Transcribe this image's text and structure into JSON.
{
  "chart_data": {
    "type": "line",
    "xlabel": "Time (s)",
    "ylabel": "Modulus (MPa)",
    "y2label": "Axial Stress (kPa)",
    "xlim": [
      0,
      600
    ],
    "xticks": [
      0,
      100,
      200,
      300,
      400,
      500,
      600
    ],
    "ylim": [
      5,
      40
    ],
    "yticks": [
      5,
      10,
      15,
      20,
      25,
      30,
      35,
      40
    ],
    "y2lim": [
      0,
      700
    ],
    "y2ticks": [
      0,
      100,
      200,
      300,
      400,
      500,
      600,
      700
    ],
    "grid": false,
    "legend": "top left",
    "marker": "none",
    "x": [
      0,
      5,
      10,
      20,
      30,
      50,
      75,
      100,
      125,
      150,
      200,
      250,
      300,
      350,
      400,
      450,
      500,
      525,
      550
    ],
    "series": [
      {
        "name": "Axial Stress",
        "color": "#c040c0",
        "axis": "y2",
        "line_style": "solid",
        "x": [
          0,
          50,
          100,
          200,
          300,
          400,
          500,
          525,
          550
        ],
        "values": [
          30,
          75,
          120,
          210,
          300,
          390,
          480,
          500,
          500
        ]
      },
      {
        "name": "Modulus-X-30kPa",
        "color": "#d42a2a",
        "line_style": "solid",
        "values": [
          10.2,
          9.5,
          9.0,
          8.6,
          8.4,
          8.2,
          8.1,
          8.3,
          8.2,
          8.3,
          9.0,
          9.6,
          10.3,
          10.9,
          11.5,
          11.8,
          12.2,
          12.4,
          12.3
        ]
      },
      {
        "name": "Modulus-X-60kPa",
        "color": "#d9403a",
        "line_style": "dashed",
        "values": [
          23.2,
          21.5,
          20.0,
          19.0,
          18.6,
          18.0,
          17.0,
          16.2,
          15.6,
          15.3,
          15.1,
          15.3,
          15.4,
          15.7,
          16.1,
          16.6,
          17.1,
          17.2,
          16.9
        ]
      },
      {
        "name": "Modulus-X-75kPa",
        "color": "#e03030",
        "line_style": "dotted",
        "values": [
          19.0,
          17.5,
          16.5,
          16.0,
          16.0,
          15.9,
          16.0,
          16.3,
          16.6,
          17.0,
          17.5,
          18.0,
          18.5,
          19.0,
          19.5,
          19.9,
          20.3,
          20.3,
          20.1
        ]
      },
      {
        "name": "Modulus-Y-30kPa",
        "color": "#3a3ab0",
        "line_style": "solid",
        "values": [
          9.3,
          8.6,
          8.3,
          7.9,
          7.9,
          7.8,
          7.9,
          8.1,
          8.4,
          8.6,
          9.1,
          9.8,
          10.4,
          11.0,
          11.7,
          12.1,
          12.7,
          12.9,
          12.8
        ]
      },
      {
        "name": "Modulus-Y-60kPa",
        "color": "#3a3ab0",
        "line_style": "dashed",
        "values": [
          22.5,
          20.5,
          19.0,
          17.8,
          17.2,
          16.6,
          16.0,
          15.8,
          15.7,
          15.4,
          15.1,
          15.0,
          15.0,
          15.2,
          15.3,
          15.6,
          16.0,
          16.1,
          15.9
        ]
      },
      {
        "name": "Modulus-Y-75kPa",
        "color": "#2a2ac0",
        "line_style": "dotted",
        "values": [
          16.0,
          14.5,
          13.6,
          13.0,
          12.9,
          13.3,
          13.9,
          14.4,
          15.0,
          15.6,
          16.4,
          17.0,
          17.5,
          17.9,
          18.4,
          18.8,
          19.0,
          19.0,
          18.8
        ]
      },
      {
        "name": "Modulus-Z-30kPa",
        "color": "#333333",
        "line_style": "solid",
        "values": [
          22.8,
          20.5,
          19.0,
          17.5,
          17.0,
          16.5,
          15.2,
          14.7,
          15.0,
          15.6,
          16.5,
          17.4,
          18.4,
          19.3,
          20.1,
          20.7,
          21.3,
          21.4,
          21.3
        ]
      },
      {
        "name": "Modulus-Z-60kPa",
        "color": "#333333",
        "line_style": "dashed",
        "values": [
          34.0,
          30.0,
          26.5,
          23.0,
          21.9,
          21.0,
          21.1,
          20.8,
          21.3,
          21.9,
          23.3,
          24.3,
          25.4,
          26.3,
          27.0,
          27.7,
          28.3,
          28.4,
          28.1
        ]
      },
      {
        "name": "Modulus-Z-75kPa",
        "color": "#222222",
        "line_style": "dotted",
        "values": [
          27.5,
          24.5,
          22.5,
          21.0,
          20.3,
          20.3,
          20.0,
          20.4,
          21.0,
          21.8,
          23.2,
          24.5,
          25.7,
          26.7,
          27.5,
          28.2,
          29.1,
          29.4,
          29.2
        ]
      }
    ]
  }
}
######
Exercise goal
Give back all the data exactly as written.

The completed task
Transcribe this image's text and structure into JSON.
{
  "chart_data": {
    "type": "line",
    "xlabel": "Time (s)",
    "ylabel": "Modulus (MPa)",
    "y2label": "Axial Stress (kPa)",
    "xlim": [
      0,
      600
    ],
    "xticks": [
      0,
      100,
      200,
      300,
      400,
      500,
      600
    ],
    "ylim": [
      5,
      40
    ],
    "yticks": [
      5,
      10,
      15,
      20,
      25,
      30,
      35,
      40
    ],
    "y2lim": [
      0,
      700
    ],
    "y2ticks": [
      0,
      100,
      200,
      300,
      400,
      500,
      600,
      700
    ],
    "grid": false,
    "legend": "top left",
    "marker": "none",
    "x": [
      0,
      5,
      10,
      20,
      30,
      50,
      75,
      100,
      125,
      150,
      200,
      250,
      300,
      350,
      400,
      450,
      500,
      525,
      550
    ],
    "series": [
      {
        "name": "Axial Stress",
        "color": "#c040c0",
        "axis": "y2",
        "line_style": "solid",
        "x": [
          0,
          50,
          100,
          200,
          300,
          400,
          500,
          525,
          550
        ],
        "values": [
          30,
          75,
          120,
          210,
          300,
          390,
          480,
          500,
          500
        ]
      },
      {
        "name": "Modulus-X-30kPa",
        "color": "#d42a2a",
        "line_style": "solid",
        "values": [
          10.2,
          9.5,
          9.0,
          8.6,
          8.4,
          8.2,
          8.1,
          8.3,
          8.2,
          8.3,
          9.0,
          9.6,
          10.3,
          10.9,
          11.5,
          11.8,
          12.2,
          12.4,
          12.3
        ]
      },
      {
        "name": "Modulus-X-60kPa",
        "color": "#d9403a",
        "line_style": "dashed",
        "values": [
          23.2,
          21.5,
          20.0,
          19.0,
          18.6,
          18.0,
          17.0,
          16.2,
          15.6,
          15.3,
          15.1,
          15.3,
          15.4,
          15.7,
          16.1,
          16.6,
          17.1,
          17.2,
          16.9
        ]
      },
      {
        "name": "Modulus-X-75kPa",
        "color": "#e03030",
        "line_style": "dotted",
        "values": [
          19.0,
          17.5,
          16.5,
          16.0,
          16.0,
          15.9,
          16.0,
          16.3,
          16.6,
          17.0,
          17.5,
          18.0,
          18.5,
          19.0,
          19.5,
          19.9,
          20.3,
          20.3,
          20.1
        ]
      },
      {
        "name": "Modulus-Y-30kPa",
        "color": "#3a3ab0",
        "line_style": "solid",
        "values": [
          9.3,
          8.6,
          8.3,
          7.9,
          7.9,
          7.8,
          7.9,
          8.1,
          8.4,
          8.6,
          9.1,
          9.8,
          10.4,
          11.0,
          11.7,
          12.1,
          12.7,
          12.9,
          12.8
        ]
      },
      {
        "name": "Modulus-Y-60kPa",
        "color": "#3a3ab0",
        "line_style": "dashed",
        "values": [
          22.5,
          20.5,
          19.0,
          17.8,
          17.2,
          16.6,
          16.0,
          15.8,
          15.7,
          15.4,
          15.1,
          15.0,
          15.0,
          15.2,
          15.3,
          15.6,
          16.0,
          16.1,
          15.9
        ]
      },
      {
        "name": "Modulus-Y-75kPa",
        "color": "#2a2ac0",
        "line_style": "dotted",
        "values": [
          16.0,
          14.5,
          13.6,
          13.0,
          12.9,
          13.3,
          13.9,
          14.4,
          15.0,
          15.6,
          16.4,
          17.0,
          17.5,
          17.9,
          18.4,
          18.8,
          19.0,
          19.0,
          18.8
        ]
      },
      {
        "name": "Modulus-Z-30kPa",
        "color": "#333333",
        "line_style": "solid",
        "values": [
          22.8,
          20.5,
          19.0,
          17.5,
          17.0,
          16.5,
          15.2,
          14.7,
          15.0,
          15.6,
          16.5,
          17.4,
          18.4,
          19.3,
          20.1,
          20.7,
          21.3,
          21.4,
          21.3
        ]
      },
      {
        "name": "Modulus-Z-60kPa",
        "color": "#333333",
        "line_style": "dashed",
        "values": [
          34.0,
          30.0,
          26.5,
          23.0,
          21.9,
          21.0,
          21.1,
          20.8,
          21.3,
          21.9,
          23.3,
          24.3,
          25.4,
          26.3,
          27.0,
          27.7,
          28.3,
          28.4,
          28.1
        ]
      },
      {
        "name": "Modulus-Z-75kPa",
        "color": "#222222",
        "line_style": "dotted",
        "values": [
          27.5,
          24.5,
          22.5,
          21.0,
          20.3,
          20.3,
          20.0,
          20.4,
          21.0,
          21.8,
          23.2,
          24.5,
          25.7,
          26.7,
          27.5,
          28.2,
          29.1,
          29.4,
          29.2
        ]
      }
    ]
  }
}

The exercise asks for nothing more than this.